_SET EXERCISE_. Transcribe every entry word for word. Skip the pictures.

_ENTRIES_.
════════
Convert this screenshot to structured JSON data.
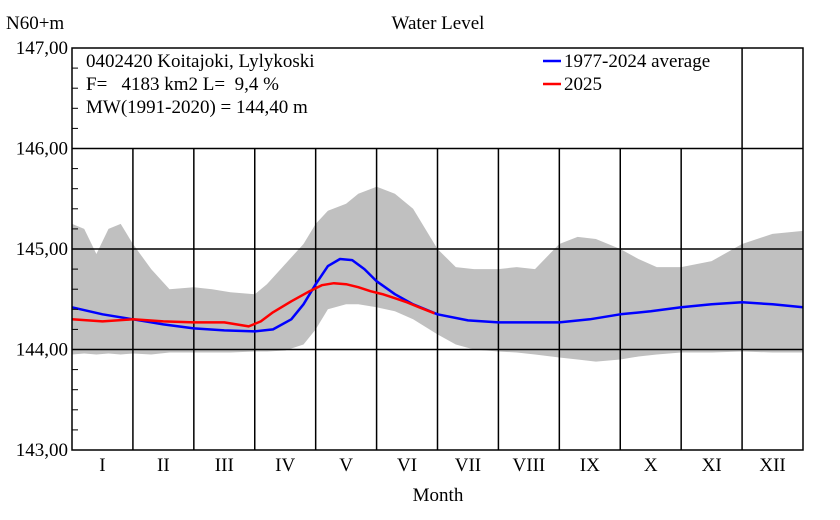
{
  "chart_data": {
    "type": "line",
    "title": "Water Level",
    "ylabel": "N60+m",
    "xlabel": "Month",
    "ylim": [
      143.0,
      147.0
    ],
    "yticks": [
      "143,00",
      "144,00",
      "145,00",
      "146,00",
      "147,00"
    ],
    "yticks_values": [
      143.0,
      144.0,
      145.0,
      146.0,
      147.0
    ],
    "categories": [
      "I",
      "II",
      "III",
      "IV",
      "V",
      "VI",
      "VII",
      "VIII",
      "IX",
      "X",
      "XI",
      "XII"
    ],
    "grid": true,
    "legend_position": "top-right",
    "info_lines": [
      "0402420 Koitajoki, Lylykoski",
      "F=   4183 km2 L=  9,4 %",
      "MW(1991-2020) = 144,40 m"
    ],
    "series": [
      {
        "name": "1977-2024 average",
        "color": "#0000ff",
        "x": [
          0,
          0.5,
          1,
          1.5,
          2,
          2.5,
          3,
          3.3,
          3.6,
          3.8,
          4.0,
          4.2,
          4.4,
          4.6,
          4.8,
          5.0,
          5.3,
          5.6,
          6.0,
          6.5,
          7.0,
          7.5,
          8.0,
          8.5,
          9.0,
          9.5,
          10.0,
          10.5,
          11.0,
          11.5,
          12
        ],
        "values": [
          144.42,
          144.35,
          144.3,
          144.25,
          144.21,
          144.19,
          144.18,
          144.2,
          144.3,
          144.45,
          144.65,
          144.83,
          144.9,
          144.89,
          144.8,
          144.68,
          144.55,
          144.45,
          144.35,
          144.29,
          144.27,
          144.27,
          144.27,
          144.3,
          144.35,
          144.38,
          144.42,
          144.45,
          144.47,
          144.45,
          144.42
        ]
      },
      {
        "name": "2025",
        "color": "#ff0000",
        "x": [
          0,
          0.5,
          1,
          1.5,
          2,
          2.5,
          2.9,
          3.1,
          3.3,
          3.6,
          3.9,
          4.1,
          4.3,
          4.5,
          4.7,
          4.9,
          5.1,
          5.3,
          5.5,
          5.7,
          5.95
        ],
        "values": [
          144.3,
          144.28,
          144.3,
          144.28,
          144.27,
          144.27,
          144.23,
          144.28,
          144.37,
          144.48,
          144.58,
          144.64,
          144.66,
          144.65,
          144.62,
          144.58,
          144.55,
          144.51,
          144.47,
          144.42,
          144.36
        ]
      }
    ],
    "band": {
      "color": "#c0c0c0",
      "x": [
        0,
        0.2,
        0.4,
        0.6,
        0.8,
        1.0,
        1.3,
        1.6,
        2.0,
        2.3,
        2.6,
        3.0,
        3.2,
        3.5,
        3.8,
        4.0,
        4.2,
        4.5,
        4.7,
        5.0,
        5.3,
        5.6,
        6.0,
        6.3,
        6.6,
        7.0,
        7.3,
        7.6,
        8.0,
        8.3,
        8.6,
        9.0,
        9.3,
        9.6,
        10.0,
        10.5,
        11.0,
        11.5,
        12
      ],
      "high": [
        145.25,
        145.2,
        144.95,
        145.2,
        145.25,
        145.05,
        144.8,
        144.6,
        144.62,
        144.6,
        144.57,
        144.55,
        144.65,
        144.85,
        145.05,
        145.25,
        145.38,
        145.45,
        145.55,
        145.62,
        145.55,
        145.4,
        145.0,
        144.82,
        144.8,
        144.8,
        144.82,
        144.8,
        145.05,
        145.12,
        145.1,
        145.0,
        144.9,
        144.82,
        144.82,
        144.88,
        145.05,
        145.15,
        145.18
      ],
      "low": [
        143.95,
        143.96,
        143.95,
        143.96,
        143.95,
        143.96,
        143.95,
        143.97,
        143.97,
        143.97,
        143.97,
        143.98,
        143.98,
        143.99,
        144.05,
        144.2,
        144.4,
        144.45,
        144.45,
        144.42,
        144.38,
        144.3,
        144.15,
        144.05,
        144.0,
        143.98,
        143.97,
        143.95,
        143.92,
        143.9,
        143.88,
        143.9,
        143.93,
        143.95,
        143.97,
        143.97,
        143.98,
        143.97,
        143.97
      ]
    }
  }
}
════════
_SOLUTION_.
Convert this screenshot to structured JSON data.
{
  "chart_data": {
    "type": "line",
    "title": "Water Level",
    "ylabel": "N60+m",
    "xlabel": "Month",
    "ylim": [
      143.0,
      147.0
    ],
    "yticks": [
      "143,00",
      "144,00",
      "145,00",
      "146,00",
      "147,00"
    ],
    "yticks_values": [
      143.0,
      144.0,
      145.0,
      146.0,
      147.0
    ],
    "categories": [
      "I",
      "II",
      "III",
      "IV",
      "V",
      "VI",
      "VII",
      "VIII",
      "IX",
      "X",
      "XI",
      "XII"
    ],
    "grid": true,
    "legend_position": "top-right",
    "info_lines": [
      "0402420 Koitajoki, Lylykoski",
      "F=   4183 km2 L=  9,4 %",
      "MW(1991-2020) = 144,40 m"
    ],
    "series": [
      {
        "name": "1977-2024 average",
        "color": "#0000ff",
        "x": [
          0,
          0.5,
          1,
          1.5,
          2,
          2.5,
          3,
          3.3,
          3.6,
          3.8,
          4.0,
          4.2,
          4.4,
          4.6,
          4.8,
          5.0,
          5.3,
          5.6,
          6.0,
          6.5,
          7.0,
          7.5,
          8.0,
          8.5,
          9.0,
          9.5,
          10.0,
          10.5,
          11.0,
          11.5,
          12
        ],
        "values": [
          144.42,
          144.35,
          144.3,
          144.25,
          144.21,
          144.19,
          144.18,
          144.2,
          144.3,
          144.45,
          144.65,
          144.83,
          144.9,
          144.89,
          144.8,
          144.68,
          144.55,
          144.45,
          144.35,
          144.29,
          144.27,
          144.27,
          144.27,
          144.3,
          144.35,
          144.38,
          144.42,
          144.45,
          144.47,
          144.45,
          144.42
        ]
      },
      {
        "name": "2025",
        "color": "#ff0000",
        "x": [
          0,
          0.5,
          1,
          1.5,
          2,
          2.5,
          2.9,
          3.1,
          3.3,
          3.6,
          3.9,
          4.1,
          4.3,
          4.5,
          4.7,
          4.9,
          5.1,
          5.3,
          5.5,
          5.7,
          5.95
        ],
        "values": [
          144.3,
          144.28,
          144.3,
          144.28,
          144.27,
          144.27,
          144.23,
          144.28,
          144.37,
          144.48,
          144.58,
          144.64,
          144.66,
          144.65,
          144.62,
          144.58,
          144.55,
          144.51,
          144.47,
          144.42,
          144.36
        ]
      }
    ],
    "band": {
      "color": "#c0c0c0",
      "x": [
        0,
        0.2,
        0.4,
        0.6,
        0.8,
        1.0,
        1.3,
        1.6,
        2.0,
        2.3,
        2.6,
        3.0,
        3.2,
        3.5,
        3.8,
        4.0,
        4.2,
        4.5,
        4.7,
        5.0,
        5.3,
        5.6,
        6.0,
        6.3,
        6.6,
        7.0,
        7.3,
        7.6,
        8.0,
        8.3,
        8.6,
        9.0,
        9.3,
        9.6,
        10.0,
        10.5,
        11.0,
        11.5,
        12
      ],
      "high": [
        145.25,
        145.2,
        144.95,
        145.2,
        145.25,
        145.05,
        144.8,
        144.6,
        144.62,
        144.6,
        144.57,
        144.55,
        144.65,
        144.85,
        145.05,
        145.25,
        145.38,
        145.45,
        145.55,
        145.62,
        145.55,
        145.4,
        145.0,
        144.82,
        144.8,
        144.8,
        144.82,
        144.8,
        145.05,
        145.12,
        145.1,
        145.0,
        144.9,
        144.82,
        144.82,
        144.88,
        145.05,
        145.15,
        145.18
      ],
      "low": [
        143.95,
        143.96,
        143.95,
        143.96,
        143.95,
        143.96,
        143.95,
        143.97,
        143.97,
        143.97,
        143.97,
        143.98,
        143.98,
        143.99,
        144.05,
        144.2,
        144.4,
        144.45,
        144.45,
        144.42,
        144.38,
        144.3,
        144.15,
        144.05,
        144.0,
        143.98,
        143.97,
        143.95,
        143.92,
        143.9,
        143.88,
        143.9,
        143.93,
        143.95,
        143.97,
        143.97,
        143.98,
        143.97,
        143.97
      ]
    }
  }
}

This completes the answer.